• Written request: Keep only the lines that hold the string "color", filtering out the rest of the entries below.

──────────

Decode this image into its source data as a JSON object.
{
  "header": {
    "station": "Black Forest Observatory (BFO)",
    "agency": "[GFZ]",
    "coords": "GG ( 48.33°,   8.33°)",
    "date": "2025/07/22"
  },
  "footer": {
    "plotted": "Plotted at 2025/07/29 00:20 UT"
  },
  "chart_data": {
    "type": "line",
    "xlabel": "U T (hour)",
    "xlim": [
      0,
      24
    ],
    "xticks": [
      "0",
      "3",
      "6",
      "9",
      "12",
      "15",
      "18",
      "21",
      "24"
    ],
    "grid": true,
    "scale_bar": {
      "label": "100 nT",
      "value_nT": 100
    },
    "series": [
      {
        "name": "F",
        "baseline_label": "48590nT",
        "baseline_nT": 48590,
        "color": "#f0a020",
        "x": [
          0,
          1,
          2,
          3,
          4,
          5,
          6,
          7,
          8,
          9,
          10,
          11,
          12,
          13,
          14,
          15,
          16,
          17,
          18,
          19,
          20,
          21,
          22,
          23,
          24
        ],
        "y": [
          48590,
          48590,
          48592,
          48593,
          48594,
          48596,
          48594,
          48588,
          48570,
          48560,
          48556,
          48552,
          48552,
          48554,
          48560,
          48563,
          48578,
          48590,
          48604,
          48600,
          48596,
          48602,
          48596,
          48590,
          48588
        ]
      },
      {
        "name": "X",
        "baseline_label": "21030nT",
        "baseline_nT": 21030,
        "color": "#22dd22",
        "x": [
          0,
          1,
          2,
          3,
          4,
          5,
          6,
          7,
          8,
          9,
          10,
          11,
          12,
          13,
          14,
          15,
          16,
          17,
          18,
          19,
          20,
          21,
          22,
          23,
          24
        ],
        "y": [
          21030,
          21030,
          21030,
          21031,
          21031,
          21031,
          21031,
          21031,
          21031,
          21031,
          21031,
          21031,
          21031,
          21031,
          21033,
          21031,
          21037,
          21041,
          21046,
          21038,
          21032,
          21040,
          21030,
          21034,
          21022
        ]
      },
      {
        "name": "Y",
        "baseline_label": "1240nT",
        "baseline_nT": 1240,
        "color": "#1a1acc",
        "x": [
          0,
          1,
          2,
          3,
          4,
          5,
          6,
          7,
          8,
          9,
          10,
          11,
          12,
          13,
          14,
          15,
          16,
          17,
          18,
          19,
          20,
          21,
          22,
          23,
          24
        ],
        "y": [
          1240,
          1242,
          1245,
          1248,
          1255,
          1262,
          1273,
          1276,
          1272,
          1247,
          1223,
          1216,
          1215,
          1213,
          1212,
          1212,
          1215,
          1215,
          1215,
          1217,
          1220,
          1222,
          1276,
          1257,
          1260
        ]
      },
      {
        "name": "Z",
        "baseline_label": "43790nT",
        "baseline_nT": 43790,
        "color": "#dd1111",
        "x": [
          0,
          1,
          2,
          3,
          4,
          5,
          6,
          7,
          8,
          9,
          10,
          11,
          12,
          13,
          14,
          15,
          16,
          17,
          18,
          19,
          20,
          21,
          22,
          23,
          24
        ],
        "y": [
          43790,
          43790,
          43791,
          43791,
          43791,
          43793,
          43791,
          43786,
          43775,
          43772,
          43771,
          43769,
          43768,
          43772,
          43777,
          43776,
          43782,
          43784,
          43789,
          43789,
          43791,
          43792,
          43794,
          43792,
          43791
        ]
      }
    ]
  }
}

──────────

• Correct response:
        "color": "#f0a020",
        "color": "#22dd22",
        "color": "#1a1acc",
        "color": "#dd1111",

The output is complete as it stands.